**THE TASK:** The records should be repeated word for word, pictures excluded.

Data entries:
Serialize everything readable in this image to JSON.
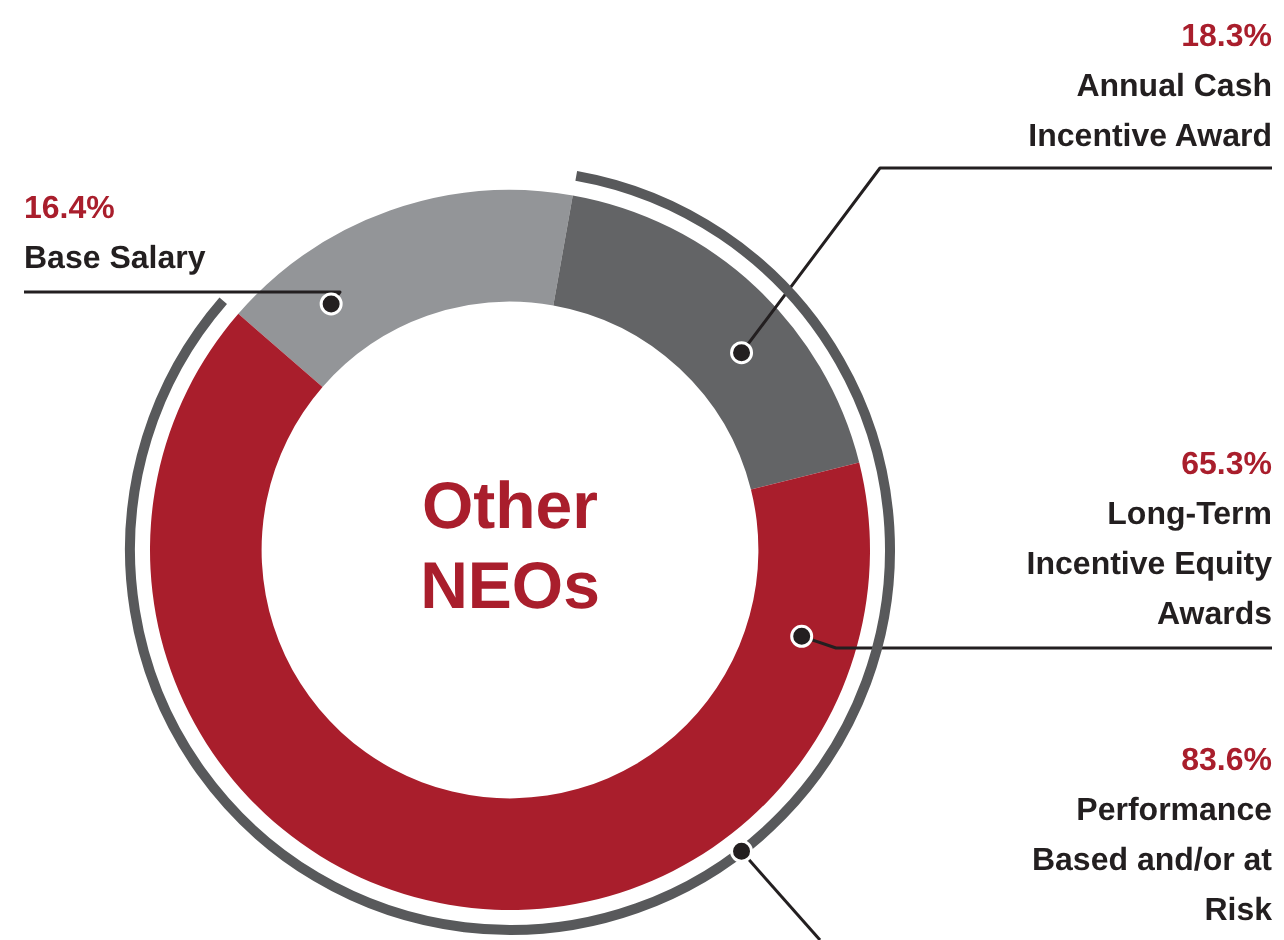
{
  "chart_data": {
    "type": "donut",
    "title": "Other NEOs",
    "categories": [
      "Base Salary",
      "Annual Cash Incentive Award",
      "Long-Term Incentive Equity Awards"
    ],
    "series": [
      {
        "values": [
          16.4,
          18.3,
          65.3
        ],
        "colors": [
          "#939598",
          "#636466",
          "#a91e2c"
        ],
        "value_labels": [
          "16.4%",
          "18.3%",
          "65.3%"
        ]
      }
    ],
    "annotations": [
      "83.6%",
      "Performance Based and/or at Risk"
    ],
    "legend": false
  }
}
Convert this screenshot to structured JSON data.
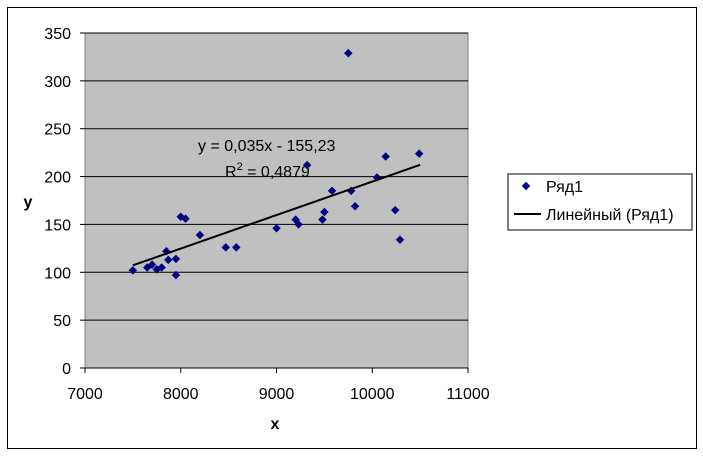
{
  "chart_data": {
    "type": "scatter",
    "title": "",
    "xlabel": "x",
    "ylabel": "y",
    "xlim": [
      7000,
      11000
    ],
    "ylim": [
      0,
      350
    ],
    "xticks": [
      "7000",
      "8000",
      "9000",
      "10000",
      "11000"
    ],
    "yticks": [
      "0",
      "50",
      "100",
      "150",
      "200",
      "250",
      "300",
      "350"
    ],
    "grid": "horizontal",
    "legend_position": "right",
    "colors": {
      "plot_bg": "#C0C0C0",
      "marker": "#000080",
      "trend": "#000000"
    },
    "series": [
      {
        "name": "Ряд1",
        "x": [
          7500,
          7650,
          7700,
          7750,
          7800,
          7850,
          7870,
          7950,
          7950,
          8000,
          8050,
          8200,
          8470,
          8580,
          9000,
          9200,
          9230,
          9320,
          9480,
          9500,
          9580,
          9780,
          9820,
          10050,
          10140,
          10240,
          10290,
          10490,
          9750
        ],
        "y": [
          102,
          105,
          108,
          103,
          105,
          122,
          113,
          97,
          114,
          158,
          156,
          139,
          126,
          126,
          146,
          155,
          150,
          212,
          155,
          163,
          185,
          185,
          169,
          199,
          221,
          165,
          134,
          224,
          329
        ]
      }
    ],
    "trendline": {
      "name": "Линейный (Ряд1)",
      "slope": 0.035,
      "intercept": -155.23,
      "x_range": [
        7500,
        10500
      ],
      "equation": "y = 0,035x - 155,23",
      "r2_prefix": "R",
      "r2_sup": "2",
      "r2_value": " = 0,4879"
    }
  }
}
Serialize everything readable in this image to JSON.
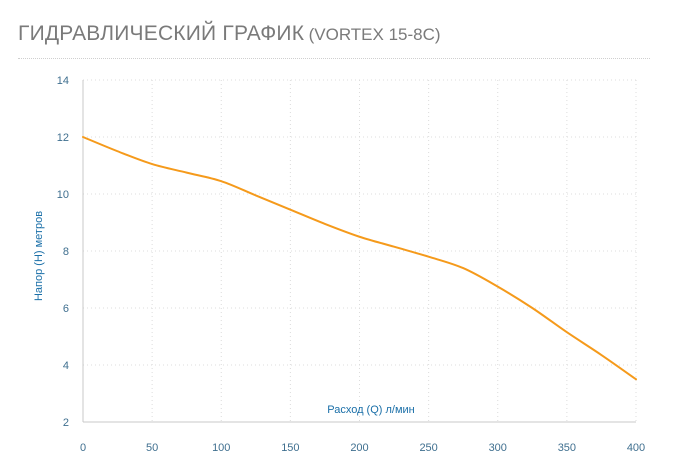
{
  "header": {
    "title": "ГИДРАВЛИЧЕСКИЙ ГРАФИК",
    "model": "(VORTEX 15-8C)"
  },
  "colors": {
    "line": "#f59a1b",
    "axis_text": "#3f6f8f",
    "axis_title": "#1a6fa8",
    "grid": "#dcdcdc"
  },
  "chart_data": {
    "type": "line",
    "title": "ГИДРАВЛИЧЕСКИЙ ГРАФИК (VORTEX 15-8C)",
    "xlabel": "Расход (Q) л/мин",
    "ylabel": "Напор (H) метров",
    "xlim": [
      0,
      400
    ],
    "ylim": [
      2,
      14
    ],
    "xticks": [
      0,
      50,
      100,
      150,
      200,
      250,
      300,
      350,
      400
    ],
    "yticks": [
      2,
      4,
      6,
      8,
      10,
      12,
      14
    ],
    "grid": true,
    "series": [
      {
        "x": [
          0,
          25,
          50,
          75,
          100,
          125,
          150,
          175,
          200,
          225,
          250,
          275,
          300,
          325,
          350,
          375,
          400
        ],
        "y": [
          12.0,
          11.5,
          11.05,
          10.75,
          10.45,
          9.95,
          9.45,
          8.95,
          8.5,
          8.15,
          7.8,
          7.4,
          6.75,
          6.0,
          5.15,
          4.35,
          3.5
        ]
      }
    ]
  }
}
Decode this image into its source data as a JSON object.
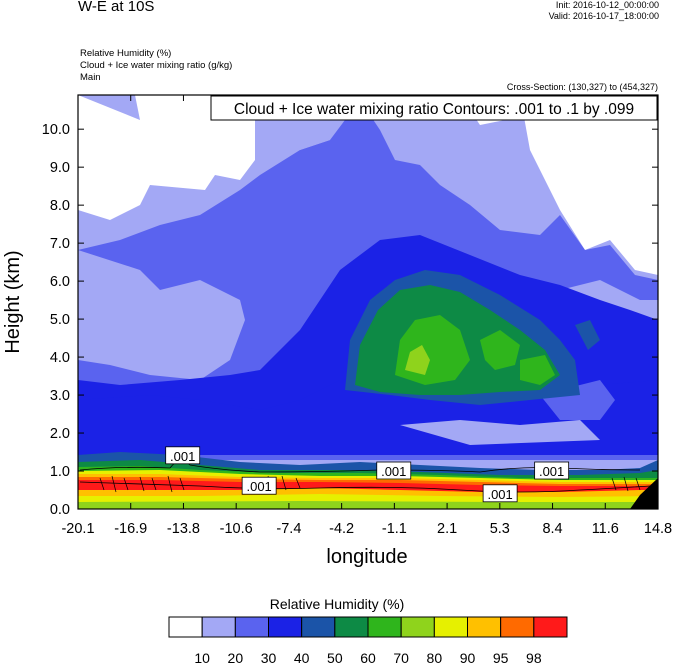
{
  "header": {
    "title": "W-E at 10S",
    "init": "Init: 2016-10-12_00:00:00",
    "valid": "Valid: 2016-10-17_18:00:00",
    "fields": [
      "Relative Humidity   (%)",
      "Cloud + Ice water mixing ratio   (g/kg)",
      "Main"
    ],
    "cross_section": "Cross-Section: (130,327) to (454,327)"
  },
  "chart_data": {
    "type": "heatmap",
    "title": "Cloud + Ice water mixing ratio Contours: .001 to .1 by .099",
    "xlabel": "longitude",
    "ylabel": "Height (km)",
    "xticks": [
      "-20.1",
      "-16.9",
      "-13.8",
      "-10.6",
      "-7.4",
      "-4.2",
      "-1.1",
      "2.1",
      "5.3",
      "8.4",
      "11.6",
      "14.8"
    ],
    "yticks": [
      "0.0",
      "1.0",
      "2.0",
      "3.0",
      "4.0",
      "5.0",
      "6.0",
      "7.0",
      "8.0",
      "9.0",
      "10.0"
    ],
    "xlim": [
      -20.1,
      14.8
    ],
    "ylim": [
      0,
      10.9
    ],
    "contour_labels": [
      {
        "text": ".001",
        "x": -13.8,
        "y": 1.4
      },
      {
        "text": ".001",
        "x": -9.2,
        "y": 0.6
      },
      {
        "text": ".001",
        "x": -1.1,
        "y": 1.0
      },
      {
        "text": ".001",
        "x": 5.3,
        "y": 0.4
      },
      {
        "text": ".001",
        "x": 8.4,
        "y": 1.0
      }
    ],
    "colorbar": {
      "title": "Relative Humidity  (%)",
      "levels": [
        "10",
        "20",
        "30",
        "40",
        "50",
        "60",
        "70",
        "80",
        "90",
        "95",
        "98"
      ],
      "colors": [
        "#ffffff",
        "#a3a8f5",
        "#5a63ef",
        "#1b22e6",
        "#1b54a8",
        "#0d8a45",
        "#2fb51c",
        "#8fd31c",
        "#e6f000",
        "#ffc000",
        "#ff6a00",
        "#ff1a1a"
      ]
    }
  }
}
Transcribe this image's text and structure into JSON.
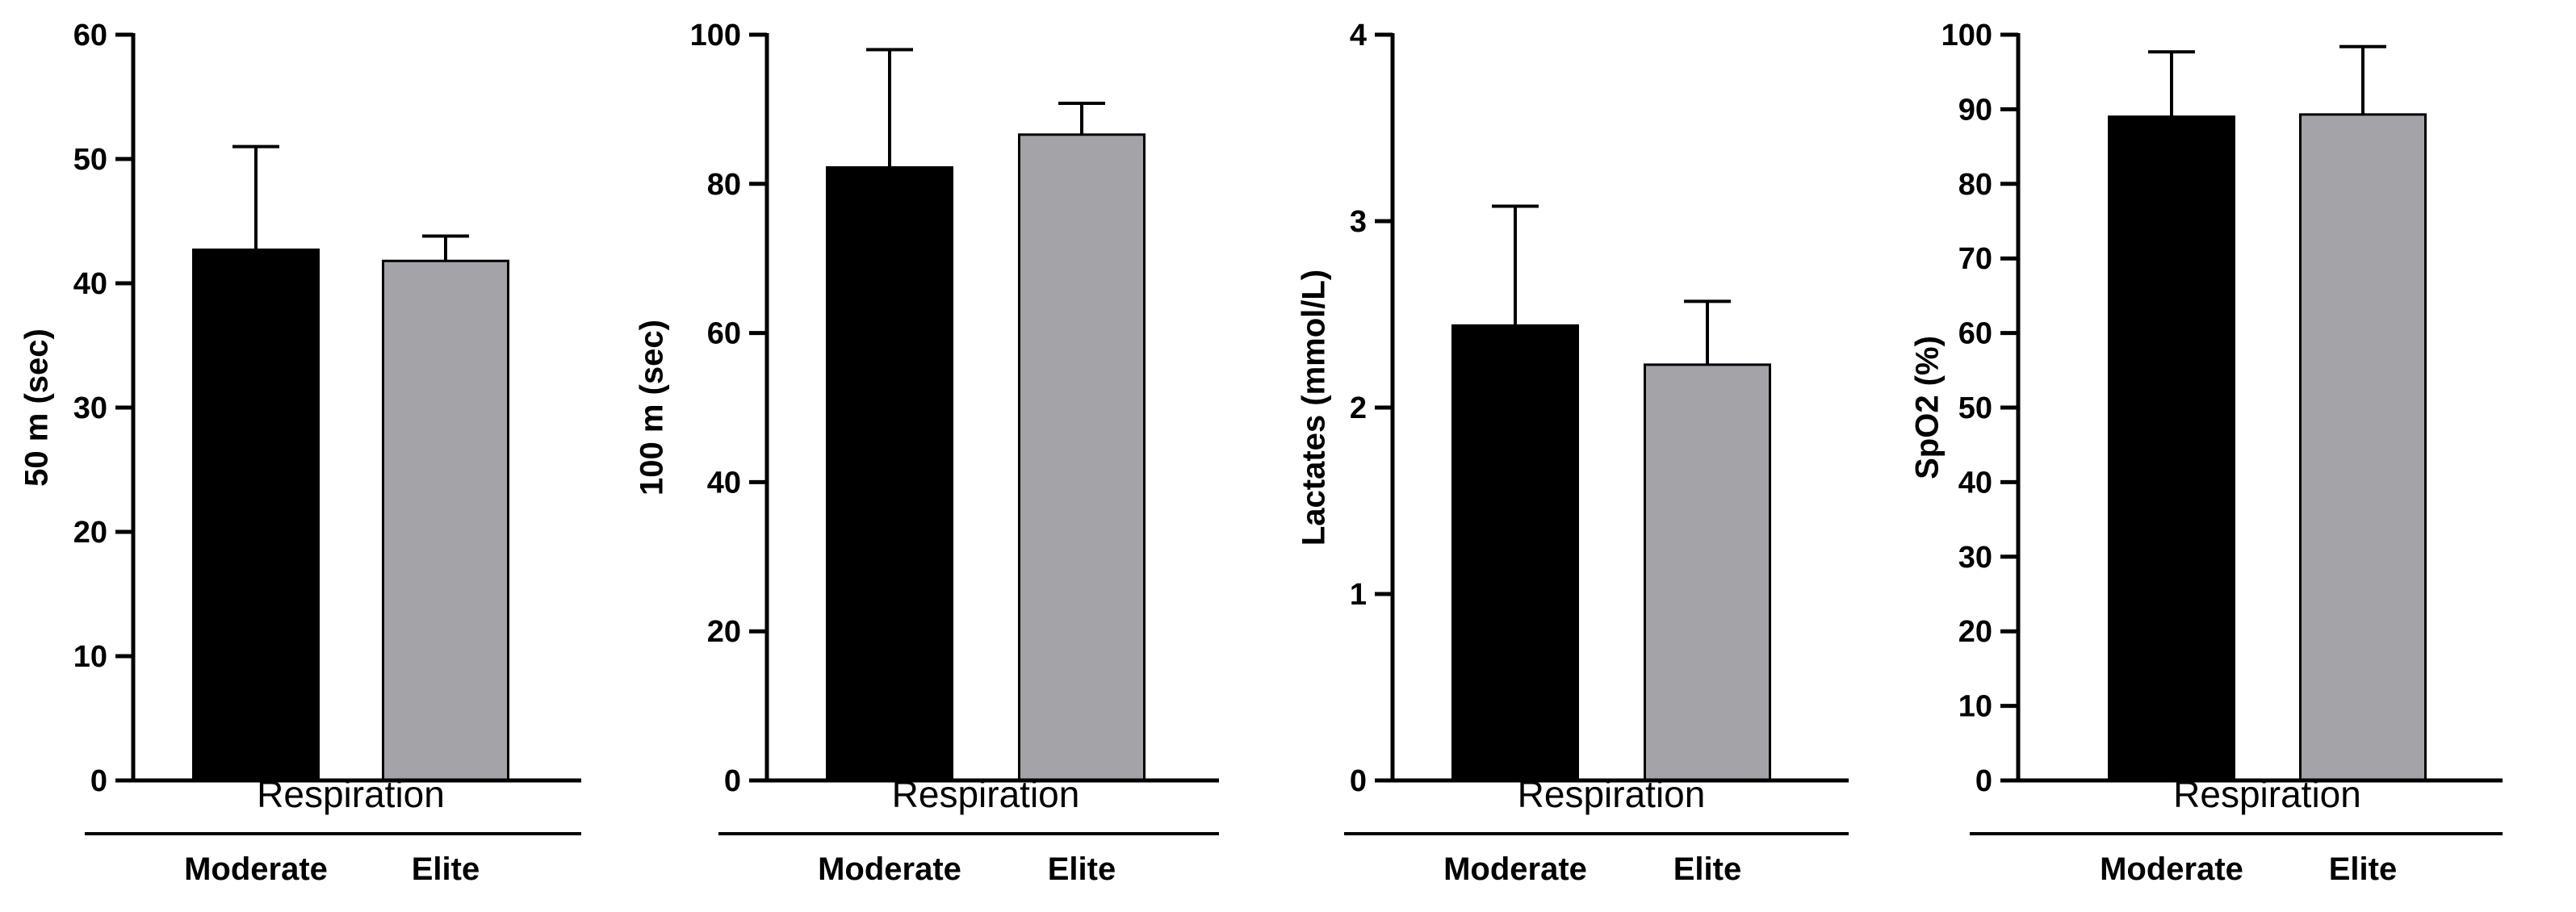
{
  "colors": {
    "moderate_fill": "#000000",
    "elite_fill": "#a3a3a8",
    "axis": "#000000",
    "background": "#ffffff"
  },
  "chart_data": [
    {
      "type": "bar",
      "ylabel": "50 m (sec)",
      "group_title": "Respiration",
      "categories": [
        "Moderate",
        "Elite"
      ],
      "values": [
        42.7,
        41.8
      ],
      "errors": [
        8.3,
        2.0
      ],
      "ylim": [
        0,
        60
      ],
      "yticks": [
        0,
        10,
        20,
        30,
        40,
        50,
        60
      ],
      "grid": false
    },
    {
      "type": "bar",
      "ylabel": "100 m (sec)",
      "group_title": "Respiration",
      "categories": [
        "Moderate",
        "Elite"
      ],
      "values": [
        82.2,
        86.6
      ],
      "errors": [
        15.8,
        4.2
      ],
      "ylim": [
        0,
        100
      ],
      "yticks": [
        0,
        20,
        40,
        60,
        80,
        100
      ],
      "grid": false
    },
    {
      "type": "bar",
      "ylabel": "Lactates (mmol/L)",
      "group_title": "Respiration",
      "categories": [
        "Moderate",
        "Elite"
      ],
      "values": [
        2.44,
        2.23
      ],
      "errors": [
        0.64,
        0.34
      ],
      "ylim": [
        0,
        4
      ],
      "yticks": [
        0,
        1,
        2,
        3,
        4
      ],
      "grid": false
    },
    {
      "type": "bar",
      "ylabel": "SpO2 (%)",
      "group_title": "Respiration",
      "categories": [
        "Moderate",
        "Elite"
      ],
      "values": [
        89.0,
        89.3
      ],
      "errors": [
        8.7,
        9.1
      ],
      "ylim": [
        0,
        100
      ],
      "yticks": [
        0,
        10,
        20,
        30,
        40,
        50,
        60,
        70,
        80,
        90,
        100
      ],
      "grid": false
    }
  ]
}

**TASK ANSWER:**
Serialize everything readable in this image to JSON.
{
  "chart_data": {
    "type": "donut",
    "title": "Other NEOs",
    "categories": [
      "Base Salary",
      "Annual Cash Incentive Award",
      "Long-Term Incentive Equity Awards"
    ],
    "series": [
      {
        "values": [
          16.4,
          18.3,
          65.3
        ],
        "colors": [
          "#939598",
          "#636466",
          "#a91e2c"
        ],
        "value_labels": [
          "16.4%",
          "18.3%",
          "65.3%"
        ]
      }
    ],
    "annotations": [
      "83.6%",
      "Performance Based and/or at Risk"
    ],
    "legend": false
  }
}
Convert this screenshot to structured JSON data.
{
  "chart_data": {
    "type": "scatter",
    "title": "",
    "xlabel": "x",
    "ylabel": "y",
    "xlim": [
      7000,
      11000
    ],
    "ylim": [
      0,
      350
    ],
    "xticks": [
      "7000",
      "8000",
      "9000",
      "10000",
      "11000"
    ],
    "yticks": [
      "0",
      "50",
      "100",
      "150",
      "200",
      "250",
      "300",
      "350"
    ],
    "grid": "horizontal",
    "legend_position": "right",
    "colors": {
      "plot_bg": "#C0C0C0",
      "marker": "#000080",
      "trend": "#000000"
    },
    "series": [
      {
        "name": "Ряд1",
        "x": [
          7500,
          7650,
          7700,
          7750,
          7800,
          7850,
          7870,
          7950,
          7950,
          8000,
          8050,
          8200,
          8470,
          8580,
          9000,
          9200,
          9230,
          9320,
          9480,
          9500,
          9580,
          9780,
          9820,
          10050,
          10140,
          10240,
          10290,
          10490,
          9750
        ],
        "y": [
          102,
          105,
          108,
          103,
          105,
          122,
          113,
          97,
          114,
          158,
          156,
          139,
          126,
          126,
          146,
          155,
          150,
          212,
          155,
          163,
          185,
          185,
          169,
          199,
          221,
          165,
          134,
          224,
          329
        ]
      }
    ],
    "trendline": {
      "name": "Линейный (Ряд1)",
      "slope": 0.035,
      "intercept": -155.23,
      "x_range": [
        7500,
        10500
      ],
      "equation": "y = 0,035x - 155,23",
      "r2_prefix": "R",
      "r2_sup": "2",
      "r2_value": " = 0,4879"
    }
  }
}
Serialize everything readable in this image to JSON.
{
  "header": {
    "title": "ГИДРАВЛИЧЕСКИЙ ГРАФИК",
    "model": "(VORTEX 15-8C)"
  },
  "colors": {
    "line": "#f59a1b",
    "axis_text": "#3f6f8f",
    "axis_title": "#1a6fa8",
    "grid": "#dcdcdc"
  },
  "chart_data": {
    "type": "line",
    "title": "ГИДРАВЛИЧЕСКИЙ ГРАФИК (VORTEX 15-8C)",
    "xlabel": "Расход (Q) л/мин",
    "ylabel": "Напор (H) метров",
    "xlim": [
      0,
      400
    ],
    "ylim": [
      2,
      14
    ],
    "xticks": [
      0,
      50,
      100,
      150,
      200,
      250,
      300,
      350,
      400
    ],
    "yticks": [
      2,
      4,
      6,
      8,
      10,
      12,
      14
    ],
    "grid": true,
    "series": [
      {
        "x": [
          0,
          25,
          50,
          75,
          100,
          125,
          150,
          175,
          200,
          225,
          250,
          275,
          300,
          325,
          350,
          375,
          400
        ],
        "y": [
          12.0,
          11.5,
          11.05,
          10.75,
          10.45,
          9.95,
          9.45,
          8.95,
          8.5,
          8.15,
          7.8,
          7.4,
          6.75,
          6.0,
          5.15,
          4.35,
          3.5
        ]
      }
    ]
  }
}
Decode this image into its source data as a JSON object.
{
  "header": {
    "title": "W-E at 10S",
    "init": "Init: 2016-10-12_00:00:00",
    "valid": "Valid: 2016-10-17_18:00:00",
    "fields": [
      "Relative Humidity   (%)",
      "Cloud + Ice water mixing ratio   (g/kg)",
      "Main"
    ],
    "cross_section": "Cross-Section: (130,327) to (454,327)"
  },
  "chart_data": {
    "type": "heatmap",
    "title": "Cloud + Ice water mixing ratio Contours: .001 to .1 by .099",
    "xlabel": "longitude",
    "ylabel": "Height (km)",
    "xticks": [
      "-20.1",
      "-16.9",
      "-13.8",
      "-10.6",
      "-7.4",
      "-4.2",
      "-1.1",
      "2.1",
      "5.3",
      "8.4",
      "11.6",
      "14.8"
    ],
    "yticks": [
      "0.0",
      "1.0",
      "2.0",
      "3.0",
      "4.0",
      "5.0",
      "6.0",
      "7.0",
      "8.0",
      "9.0",
      "10.0"
    ],
    "xlim": [
      -20.1,
      14.8
    ],
    "ylim": [
      0,
      10.9
    ],
    "contour_labels": [
      {
        "text": ".001",
        "x": -13.8,
        "y": 1.4
      },
      {
        "text": ".001",
        "x": -9.2,
        "y": 0.6
      },
      {
        "text": ".001",
        "x": -1.1,
        "y": 1.0
      },
      {
        "text": ".001",
        "x": 5.3,
        "y": 0.4
      },
      {
        "text": ".001",
        "x": 8.4,
        "y": 1.0
      }
    ],
    "colorbar": {
      "title": "Relative Humidity  (%)",
      "levels": [
        "10",
        "20",
        "30",
        "40",
        "50",
        "60",
        "70",
        "80",
        "90",
        "95",
        "98"
      ],
      "colors": [
        "#ffffff",
        "#a3a8f5",
        "#5a63ef",
        "#1b22e6",
        "#1b54a8",
        "#0d8a45",
        "#2fb51c",
        "#8fd31c",
        "#e6f000",
        "#ffc000",
        "#ff6a00",
        "#ff1a1a"
      ]
    }
  }
}
Transcribe this image's text and structure into JSON.
{
  "colors": {
    "moderate_fill": "#000000",
    "elite_fill": "#a3a3a8",
    "axis": "#000000",
    "background": "#ffffff"
  },
  "chart_data": [
    {
      "type": "bar",
      "ylabel": "50 m (sec)",
      "group_title": "Respiration",
      "categories": [
        "Moderate",
        "Elite"
      ],
      "values": [
        42.7,
        41.8
      ],
      "errors": [
        8.3,
        2.0
      ],
      "ylim": [
        0,
        60
      ],
      "yticks": [
        0,
        10,
        20,
        30,
        40,
        50,
        60
      ],
      "grid": false
    },
    {
      "type": "bar",
      "ylabel": "100 m (sec)",
      "group_title": "Respiration",
      "categories": [
        "Moderate",
        "Elite"
      ],
      "values": [
        82.2,
        86.6
      ],
      "errors": [
        15.8,
        4.2
      ],
      "ylim": [
        0,
        100
      ],
      "yticks": [
        0,
        20,
        40,
        60,
        80,
        100
      ],
      "grid": false
    },
    {
      "type": "bar",
      "ylabel": "Lactates (mmol/L)",
      "group_title": "Respiration",
      "categories": [
        "Moderate",
        "Elite"
      ],
      "values": [
        2.44,
        2.23
      ],
      "errors": [
        0.64,
        0.34
      ],
      "ylim": [
        0,
        4
      ],
      "yticks": [
        0,
        1,
        2,
        3,
        4
      ],
      "grid": false
    },
    {
      "type": "bar",
      "ylabel": "SpO2 (%)",
      "group_title": "Respiration",
      "categories": [
        "Moderate",
        "Elite"
      ],
      "values": [
        89.0,
        89.3
      ],
      "errors": [
        8.7,
        9.1
      ],
      "ylim": [
        0,
        100
      ],
      "yticks": [
        0,
        10,
        20,
        30,
        40,
        50,
        60,
        70,
        80,
        90,
        100
      ],
      "grid": false
    }
  ]
}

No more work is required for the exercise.